* Dataset items *
* Begin *
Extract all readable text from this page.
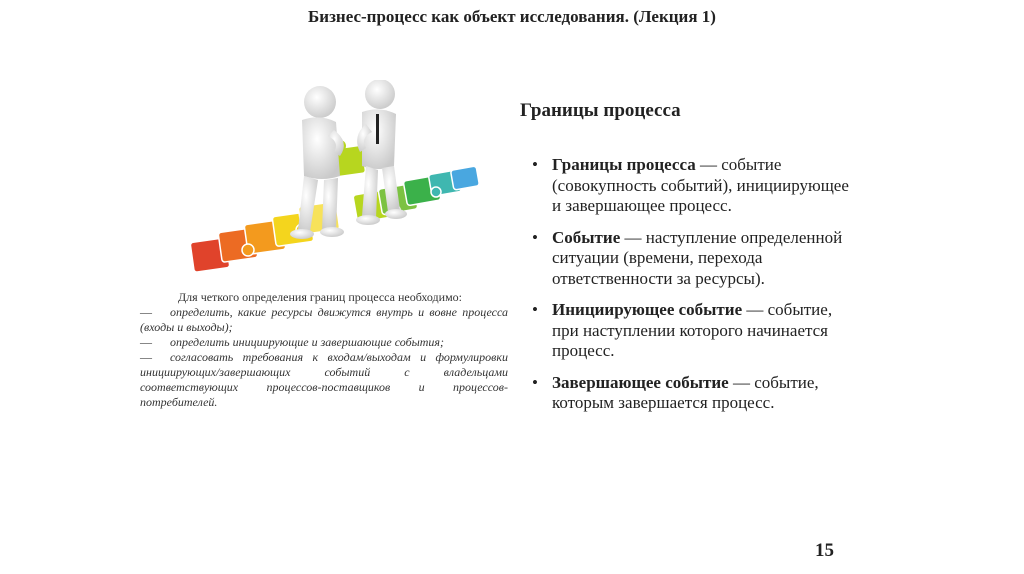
Бизнес-процесс как объект исследования. (Лекция 1)

Для четкого определения границ процесса необходимо:

— определить, какие ресурсы движутся внутрь и вовне процесса (входы и выходы);

— определить инициирующие и завершающие события;

— согласовать требования к входам/выходам и формулировки инициирующих/завершающих событий с владельцами соответствующих процессов-поставщиков и процессов-потребителей.

Границы процесса
• Границы процесса — событие (совокупность событий), инициирующее и завершающее процесс.
• Событие — наступление определенной ситуации (времени, перехода ответственности за ресурсы).
• Инициирующее событие — событие, при наступлении которого начинается процесс.
• Завершающее событие — событие, которым завершается процесс.
15
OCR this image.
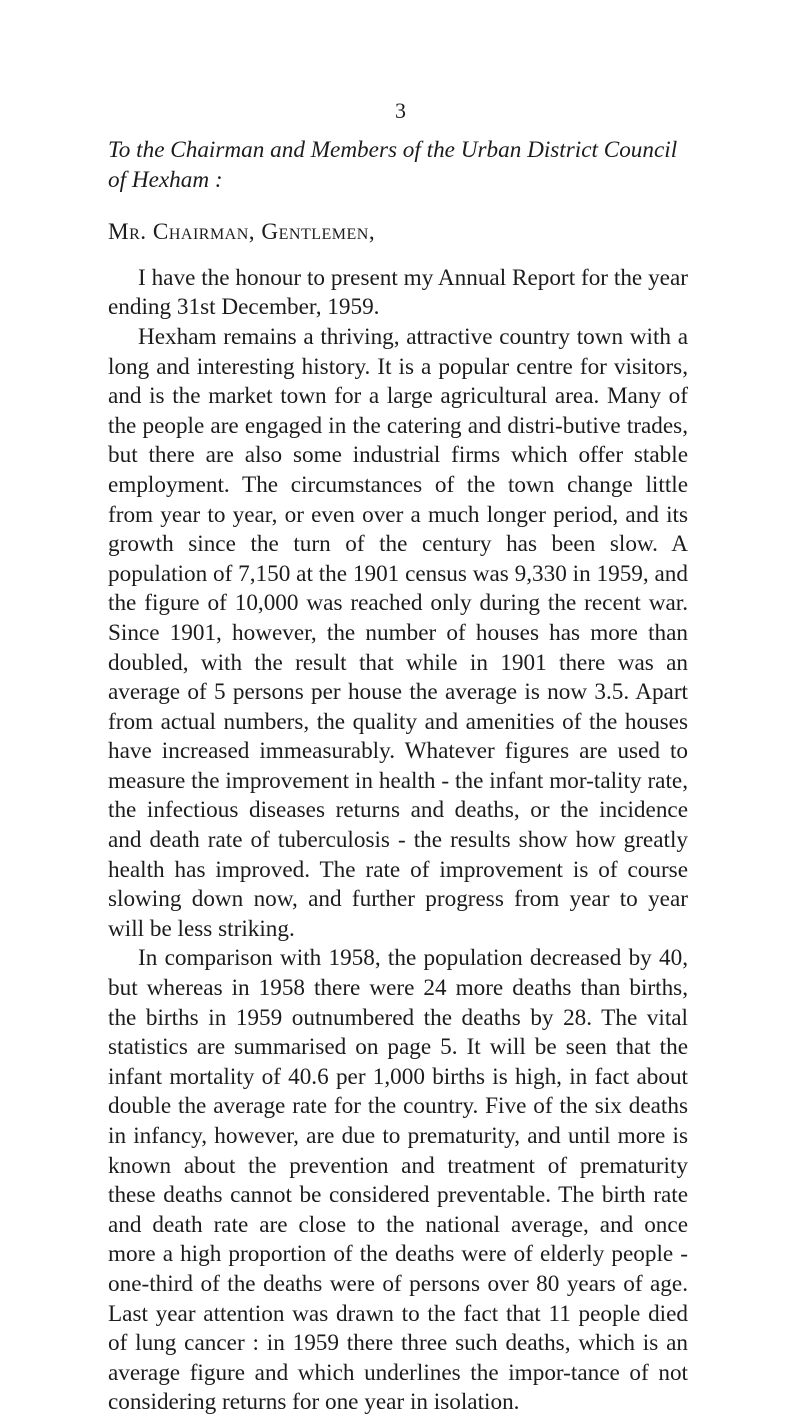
3

To the Chairman and Members of the Urban District Council of Hexham :

Mr. Chairman, Gentlemen,

I have the honour to present my Annual Report for the year ending 31st December, 1959.

Hexham remains a thriving, attractive country town with a long and interesting history. It is a popular centre for visitors, and is the market town for a large agricultural area. Many of the people are engaged in the catering and distri-butive trades, but there are also some industrial firms which offer stable employment. The circumstances of the town change little from year to year, or even over a much longer period, and its growth since the turn of the century has been slow. A population of 7,150 at the 1901 census was 9,330 in 1959, and the figure of 10,000 was reached only during the recent war. Since 1901, however, the number of houses has more than doubled, with the result that while in 1901 there was an average of 5 persons per house the average is now 3.5. Apart from actual numbers, the quality and amenities of the houses have increased immeasurably. Whatever figures are used to measure the improvement in health - the infant mor-tality rate, the infectious diseases returns and deaths, or the incidence and death rate of tuberculosis - the results show how greatly health has improved. The rate of improvement is of course slowing down now, and further progress from year to year will be less striking.

In comparison with 1958, the population decreased by 40, but whereas in 1958 there were 24 more deaths than births, the births in 1959 outnumbered the deaths by 28. The vital statistics are summarised on page 5. It will be seen that the infant mortality of 40.6 per 1,000 births is high, in fact about double the average rate for the country. Five of the six deaths in infancy, however, are due to prematurity, and until more is known about the prevention and treatment of prematurity these deaths cannot be considered preventable. The birth rate and death rate are close to the national average, and once more a high proportion of the deaths were of elderly people - one-third of the deaths were of persons over 80 years of age. Last year attention was drawn to the fact that 11 people died of lung cancer : in 1959 there three such deaths, which is an average figure and which underlines the impor-tance of not considering returns for one year in isolation.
* End *
Read the entries and pick out all lines that include the word "ресурсы".

* Task output *
— определить, какие ресурсы движутся внутрь и вовне процесса (входы и выходы);
• Событие — наступление определенной ситуации (времени, перехода ответственности за ресурсы).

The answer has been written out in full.